TASK TO CARRY OUT = What follows is a listing; give it again exactly, in its entirety.

PROVIDED DATA =

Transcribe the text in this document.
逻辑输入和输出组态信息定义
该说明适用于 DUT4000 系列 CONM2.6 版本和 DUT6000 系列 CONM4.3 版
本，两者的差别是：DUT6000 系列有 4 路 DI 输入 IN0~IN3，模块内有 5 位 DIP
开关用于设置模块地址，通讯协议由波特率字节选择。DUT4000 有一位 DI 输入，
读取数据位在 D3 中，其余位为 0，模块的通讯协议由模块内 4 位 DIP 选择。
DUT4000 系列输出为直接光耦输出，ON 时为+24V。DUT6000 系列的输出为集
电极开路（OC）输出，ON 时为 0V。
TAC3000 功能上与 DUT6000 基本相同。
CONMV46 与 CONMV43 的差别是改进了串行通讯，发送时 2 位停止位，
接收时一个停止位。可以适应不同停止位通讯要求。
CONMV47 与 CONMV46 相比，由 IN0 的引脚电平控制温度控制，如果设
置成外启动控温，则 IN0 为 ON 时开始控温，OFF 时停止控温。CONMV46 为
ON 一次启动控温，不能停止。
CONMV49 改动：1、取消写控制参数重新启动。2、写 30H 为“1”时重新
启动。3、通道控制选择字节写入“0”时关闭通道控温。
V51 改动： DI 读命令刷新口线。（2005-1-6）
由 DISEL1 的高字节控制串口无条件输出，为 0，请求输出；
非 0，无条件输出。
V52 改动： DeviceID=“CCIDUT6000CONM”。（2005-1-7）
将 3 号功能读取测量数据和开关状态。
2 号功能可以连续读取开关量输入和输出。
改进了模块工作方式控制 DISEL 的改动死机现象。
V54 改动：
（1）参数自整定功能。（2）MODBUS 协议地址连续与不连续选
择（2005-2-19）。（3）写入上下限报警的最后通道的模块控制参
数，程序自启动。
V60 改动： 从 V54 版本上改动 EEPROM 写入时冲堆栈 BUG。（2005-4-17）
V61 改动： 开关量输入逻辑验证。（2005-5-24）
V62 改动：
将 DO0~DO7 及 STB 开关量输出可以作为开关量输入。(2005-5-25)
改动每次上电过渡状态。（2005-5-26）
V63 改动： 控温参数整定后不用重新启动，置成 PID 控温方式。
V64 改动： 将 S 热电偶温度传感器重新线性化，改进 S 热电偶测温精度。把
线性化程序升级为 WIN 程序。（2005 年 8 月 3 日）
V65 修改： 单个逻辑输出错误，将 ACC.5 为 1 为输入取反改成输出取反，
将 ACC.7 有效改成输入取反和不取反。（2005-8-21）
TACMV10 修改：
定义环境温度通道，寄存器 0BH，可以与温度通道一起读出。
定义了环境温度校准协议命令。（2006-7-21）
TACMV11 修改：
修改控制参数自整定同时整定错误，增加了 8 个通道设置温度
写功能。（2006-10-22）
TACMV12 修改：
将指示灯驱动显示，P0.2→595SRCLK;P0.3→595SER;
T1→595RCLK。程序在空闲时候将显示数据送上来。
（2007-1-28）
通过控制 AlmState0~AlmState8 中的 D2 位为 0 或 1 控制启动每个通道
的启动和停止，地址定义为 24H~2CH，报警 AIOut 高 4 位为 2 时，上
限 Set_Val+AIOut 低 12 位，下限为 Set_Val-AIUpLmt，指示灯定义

ANSWER BELOW =
Transcribe the text in this document.
逻辑输入和输出组态信息定义
该说明适用于 DUT4000 系列 CONM2.6 版本和 DUT6000 系列 CONM4.3 版
本，两者的差别是：DUT6000 系列有 4 路 DI 输入 IN0~IN3，模块内有 5 位 DIP
开关用于设置模块地址，通讯协议由波特率字节选择。DUT4000 有一位 DI 输入，
读取数据位在 D3 中，其余位为 0，模块的通讯协议由模块内 4 位 DIP 选择。
DUT4000 系列输出为直接光耦输出，ON 时为+24V。DUT6000 系列的输出为集
电极开路（OC）输出，ON 时为 0V。
TAC3000 功能上与 DUT6000 基本相同。
CONMV46 与 CONMV43 的差别是改进了串行通讯，发送时 2 位停止位，
接收时一个停止位。可以适应不同停止位通讯要求。
CONMV47 与 CONMV46 相比，由 IN0 的引脚电平控制温度控制，如果设
置成外启动控温，则 IN0 为 ON 时开始控温，OFF 时停止控温。CONMV46 为
ON 一次启动控温，不能停止。
CONMV49 改动：1、取消写控制参数重新启动。2、写 30H 为“1”时重新
启动。3、通道控制选择字节写入“0”时关闭通道控温。
V51 改动： DI 读命令刷新口线。（2005-1-6）
由 DISEL1 的高字节控制串口无条件输出，为 0，请求输出；
非 0，无条件输出。
V52 改动： DeviceID=“CCIDUT6000CONM”。（2005-1-7）
将 3 号功能读取测量数据和开关状态。
2 号功能可以连续读取开关量输入和输出。
改进了模块工作方式控制 DISEL 的改动死机现象。
V54 改动：
（1）参数自整定功能。（2）MODBUS 协议地址连续与不连续选
择（2005-2-19）。（3）写入上下限报警的最后通道的模块控制参
数，程序自启动。
V60 改动： 从 V54 版本上改动 EEPROM 写入时冲堆栈 BUG。（2005-4-17）
V61 改动： 开关量输入逻辑验证。（2005-5-24）
V62 改动：
将 DO0~DO7 及 STB 开关量输出可以作为开关量输入。(2005-5-25)
改动每次上电过渡状态。（2005-5-26）
V63 改动： 控温参数整定后不用重新启动，置成 PID 控温方式。
V64 改动： 将 S 热电偶温度传感器重新线性化，改进 S 热电偶测温精度。把
线性化程序升级为 WIN 程序。（2005 年 8 月 3 日）
V65 修改： 单个逻辑输出错误，将 ACC.5 为 1 为输入取反改成输出取反，
将 ACC.7 有效改成输入取反和不取反。（2005-8-21）
TACMV10 修改：
定义环境温度通道，寄存器 0BH，可以与温度通道一起读出。
定义了环境温度校准协议命令。（2006-7-21）
TACMV11 修改：
修改控制参数自整定同时整定错误，增加了 8 个通道设置温度
写功能。（2006-10-22）
TACMV12 修改：
将指示灯驱动显示，P0.2→595SRCLK;P0.3→595SER;
T1→595RCLK。程序在空闲时候将显示数据送上来。
（2007-1-28）
通过控制 AlmState0~AlmState8 中的 D2 位为 0 或 1 控制启动每个通道
的启动和停止，地址定义为 24H~2CH，报警 AIOut 高 4 位为 2 时，上
限 Set_Val+AIOut 低 12 位，下限为 Set_Val-AIUpLmt，指示灯定义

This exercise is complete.